Data for this task —
* BEGIN *
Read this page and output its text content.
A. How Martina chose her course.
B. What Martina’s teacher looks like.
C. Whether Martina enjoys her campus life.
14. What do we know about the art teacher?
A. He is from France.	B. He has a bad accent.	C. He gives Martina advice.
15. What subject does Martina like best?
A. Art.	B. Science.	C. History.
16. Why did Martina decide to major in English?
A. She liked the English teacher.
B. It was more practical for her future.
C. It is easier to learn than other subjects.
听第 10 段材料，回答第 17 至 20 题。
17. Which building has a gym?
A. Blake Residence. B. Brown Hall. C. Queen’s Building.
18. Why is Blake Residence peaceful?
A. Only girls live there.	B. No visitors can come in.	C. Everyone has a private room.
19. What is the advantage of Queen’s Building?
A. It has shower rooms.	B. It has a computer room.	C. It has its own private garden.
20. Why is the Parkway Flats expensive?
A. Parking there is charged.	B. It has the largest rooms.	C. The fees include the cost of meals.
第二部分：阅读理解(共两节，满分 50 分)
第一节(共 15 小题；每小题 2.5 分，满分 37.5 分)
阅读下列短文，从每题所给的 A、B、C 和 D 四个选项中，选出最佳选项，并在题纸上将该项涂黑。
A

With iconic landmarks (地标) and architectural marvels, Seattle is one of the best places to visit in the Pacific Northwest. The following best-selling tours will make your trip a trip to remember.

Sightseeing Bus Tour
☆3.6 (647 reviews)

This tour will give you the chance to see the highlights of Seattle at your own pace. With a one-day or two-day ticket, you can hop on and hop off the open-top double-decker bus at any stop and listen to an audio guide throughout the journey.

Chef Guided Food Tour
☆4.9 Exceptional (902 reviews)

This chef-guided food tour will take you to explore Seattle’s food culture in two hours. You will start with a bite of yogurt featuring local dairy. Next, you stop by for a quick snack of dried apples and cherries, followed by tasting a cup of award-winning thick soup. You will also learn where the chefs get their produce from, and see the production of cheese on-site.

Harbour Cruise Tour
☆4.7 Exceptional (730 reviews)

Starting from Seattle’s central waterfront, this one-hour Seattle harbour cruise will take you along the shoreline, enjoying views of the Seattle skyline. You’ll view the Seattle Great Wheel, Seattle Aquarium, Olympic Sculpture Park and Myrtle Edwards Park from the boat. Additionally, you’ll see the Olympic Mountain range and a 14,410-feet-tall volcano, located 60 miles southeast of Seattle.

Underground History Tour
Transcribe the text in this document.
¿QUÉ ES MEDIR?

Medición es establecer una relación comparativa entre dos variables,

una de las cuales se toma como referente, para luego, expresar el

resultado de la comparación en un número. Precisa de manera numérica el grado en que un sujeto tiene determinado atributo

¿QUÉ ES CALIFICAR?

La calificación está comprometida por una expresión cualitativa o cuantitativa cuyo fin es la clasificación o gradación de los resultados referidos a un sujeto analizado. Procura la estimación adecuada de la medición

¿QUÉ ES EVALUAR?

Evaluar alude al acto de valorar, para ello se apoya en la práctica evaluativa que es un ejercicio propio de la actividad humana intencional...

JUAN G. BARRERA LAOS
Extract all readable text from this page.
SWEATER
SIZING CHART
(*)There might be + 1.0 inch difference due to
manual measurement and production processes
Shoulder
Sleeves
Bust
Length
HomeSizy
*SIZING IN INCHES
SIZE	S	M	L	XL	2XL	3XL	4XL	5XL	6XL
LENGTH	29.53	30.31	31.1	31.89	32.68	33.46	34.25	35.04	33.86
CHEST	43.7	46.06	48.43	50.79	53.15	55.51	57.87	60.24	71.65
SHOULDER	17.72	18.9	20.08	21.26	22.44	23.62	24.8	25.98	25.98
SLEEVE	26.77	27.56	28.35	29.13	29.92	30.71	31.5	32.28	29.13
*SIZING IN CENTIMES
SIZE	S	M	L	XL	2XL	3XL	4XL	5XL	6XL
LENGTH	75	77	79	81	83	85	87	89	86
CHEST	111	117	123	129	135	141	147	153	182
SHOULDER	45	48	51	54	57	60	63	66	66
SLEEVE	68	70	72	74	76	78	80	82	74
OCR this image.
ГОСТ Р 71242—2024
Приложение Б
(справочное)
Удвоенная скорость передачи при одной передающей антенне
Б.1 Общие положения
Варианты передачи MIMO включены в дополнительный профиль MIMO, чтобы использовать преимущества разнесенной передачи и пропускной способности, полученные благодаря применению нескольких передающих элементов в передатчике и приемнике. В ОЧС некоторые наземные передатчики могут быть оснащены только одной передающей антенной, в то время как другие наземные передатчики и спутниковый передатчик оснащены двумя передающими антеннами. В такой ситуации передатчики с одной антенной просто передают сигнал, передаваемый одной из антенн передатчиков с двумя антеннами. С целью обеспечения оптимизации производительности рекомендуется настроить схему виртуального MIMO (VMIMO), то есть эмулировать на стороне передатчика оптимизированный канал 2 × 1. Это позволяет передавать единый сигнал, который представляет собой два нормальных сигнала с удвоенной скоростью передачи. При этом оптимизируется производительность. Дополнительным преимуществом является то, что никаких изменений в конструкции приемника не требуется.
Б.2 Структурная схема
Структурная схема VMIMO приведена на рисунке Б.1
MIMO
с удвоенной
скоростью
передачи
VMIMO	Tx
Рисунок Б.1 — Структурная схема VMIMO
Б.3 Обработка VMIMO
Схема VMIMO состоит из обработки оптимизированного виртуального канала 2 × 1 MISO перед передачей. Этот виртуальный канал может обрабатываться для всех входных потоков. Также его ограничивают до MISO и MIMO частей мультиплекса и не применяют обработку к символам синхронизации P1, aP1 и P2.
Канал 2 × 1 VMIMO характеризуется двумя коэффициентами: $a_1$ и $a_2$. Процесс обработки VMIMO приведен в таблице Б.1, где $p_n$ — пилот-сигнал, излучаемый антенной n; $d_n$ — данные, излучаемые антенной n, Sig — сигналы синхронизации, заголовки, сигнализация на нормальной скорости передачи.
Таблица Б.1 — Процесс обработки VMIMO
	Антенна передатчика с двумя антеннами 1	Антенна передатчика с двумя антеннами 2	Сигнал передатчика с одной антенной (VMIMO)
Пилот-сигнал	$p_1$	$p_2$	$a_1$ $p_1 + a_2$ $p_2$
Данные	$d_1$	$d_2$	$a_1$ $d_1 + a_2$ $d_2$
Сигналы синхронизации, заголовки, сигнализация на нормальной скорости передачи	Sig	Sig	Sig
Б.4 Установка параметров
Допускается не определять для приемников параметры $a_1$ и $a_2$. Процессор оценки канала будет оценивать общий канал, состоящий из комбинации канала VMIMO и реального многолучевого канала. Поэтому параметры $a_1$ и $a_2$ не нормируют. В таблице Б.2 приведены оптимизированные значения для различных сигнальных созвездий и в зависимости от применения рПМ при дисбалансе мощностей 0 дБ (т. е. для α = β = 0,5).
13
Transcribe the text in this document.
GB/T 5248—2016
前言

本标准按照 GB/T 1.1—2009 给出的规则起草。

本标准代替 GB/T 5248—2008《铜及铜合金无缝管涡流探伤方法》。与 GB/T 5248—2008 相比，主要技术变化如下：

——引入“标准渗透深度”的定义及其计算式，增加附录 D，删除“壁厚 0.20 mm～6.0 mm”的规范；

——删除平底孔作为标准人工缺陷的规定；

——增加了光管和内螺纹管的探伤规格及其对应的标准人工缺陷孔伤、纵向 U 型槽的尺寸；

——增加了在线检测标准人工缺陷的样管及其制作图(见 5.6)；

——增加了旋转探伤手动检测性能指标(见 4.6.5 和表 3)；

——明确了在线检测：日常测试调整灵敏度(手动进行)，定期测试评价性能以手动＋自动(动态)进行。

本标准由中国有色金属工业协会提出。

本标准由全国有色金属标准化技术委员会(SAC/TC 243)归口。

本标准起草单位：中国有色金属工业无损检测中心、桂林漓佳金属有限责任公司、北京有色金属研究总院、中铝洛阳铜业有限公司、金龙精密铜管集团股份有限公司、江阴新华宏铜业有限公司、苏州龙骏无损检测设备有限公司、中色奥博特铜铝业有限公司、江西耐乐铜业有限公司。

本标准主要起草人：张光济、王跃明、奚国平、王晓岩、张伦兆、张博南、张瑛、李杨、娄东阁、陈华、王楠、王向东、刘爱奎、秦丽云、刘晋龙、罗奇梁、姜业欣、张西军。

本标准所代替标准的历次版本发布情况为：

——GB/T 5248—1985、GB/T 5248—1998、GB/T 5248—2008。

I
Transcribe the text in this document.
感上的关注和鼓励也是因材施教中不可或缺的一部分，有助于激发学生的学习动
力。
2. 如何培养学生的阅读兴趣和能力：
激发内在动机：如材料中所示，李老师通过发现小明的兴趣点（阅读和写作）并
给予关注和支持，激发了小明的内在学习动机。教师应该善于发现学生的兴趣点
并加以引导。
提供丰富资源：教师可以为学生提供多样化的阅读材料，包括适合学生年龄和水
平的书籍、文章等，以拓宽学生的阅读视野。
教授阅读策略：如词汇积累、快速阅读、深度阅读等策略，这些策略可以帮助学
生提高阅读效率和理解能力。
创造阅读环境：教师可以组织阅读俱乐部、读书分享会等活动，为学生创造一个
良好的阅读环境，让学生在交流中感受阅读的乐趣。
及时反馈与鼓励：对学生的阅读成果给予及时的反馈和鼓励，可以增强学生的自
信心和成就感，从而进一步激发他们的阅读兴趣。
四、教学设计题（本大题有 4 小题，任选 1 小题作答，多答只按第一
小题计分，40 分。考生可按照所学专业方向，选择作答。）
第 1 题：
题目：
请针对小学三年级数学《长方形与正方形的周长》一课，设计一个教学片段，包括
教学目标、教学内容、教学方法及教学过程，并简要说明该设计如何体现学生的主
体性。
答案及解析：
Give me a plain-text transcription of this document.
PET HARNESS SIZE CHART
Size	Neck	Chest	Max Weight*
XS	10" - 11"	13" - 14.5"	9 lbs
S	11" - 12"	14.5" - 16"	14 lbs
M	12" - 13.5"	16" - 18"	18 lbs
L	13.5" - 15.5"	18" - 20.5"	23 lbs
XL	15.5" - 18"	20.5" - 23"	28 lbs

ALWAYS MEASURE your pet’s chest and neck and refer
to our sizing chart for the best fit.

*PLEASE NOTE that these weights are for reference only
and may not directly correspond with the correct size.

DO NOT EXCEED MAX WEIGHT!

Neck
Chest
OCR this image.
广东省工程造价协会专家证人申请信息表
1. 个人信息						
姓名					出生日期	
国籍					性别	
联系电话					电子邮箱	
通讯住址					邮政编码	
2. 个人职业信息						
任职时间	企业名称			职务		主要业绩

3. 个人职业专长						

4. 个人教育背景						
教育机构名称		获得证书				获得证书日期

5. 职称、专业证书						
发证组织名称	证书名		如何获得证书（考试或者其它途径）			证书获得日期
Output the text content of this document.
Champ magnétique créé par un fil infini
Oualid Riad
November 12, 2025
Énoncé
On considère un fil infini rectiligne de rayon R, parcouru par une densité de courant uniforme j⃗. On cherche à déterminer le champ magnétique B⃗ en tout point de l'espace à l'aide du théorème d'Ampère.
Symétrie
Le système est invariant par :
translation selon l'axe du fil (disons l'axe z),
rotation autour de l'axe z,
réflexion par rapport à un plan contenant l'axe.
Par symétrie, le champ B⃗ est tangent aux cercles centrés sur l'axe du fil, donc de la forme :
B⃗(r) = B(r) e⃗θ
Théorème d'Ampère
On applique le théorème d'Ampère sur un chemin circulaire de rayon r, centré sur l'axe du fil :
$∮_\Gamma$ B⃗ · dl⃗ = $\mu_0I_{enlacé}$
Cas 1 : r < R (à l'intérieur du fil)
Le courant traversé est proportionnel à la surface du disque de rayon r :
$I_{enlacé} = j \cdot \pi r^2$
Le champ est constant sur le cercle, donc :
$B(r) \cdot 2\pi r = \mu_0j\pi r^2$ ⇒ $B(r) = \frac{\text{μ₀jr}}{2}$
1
* END *
Problem details — Look through the material above. Copy each line where the word "cdot" appears.

Exercise solution —
$I_{enlacé} = j \cdot \pi r^2$
$B(r) \cdot 2\pi r = \mu_0j\pi r^2$ ⇒ $B(r) = \frac{\text{μ₀jr}}{2}$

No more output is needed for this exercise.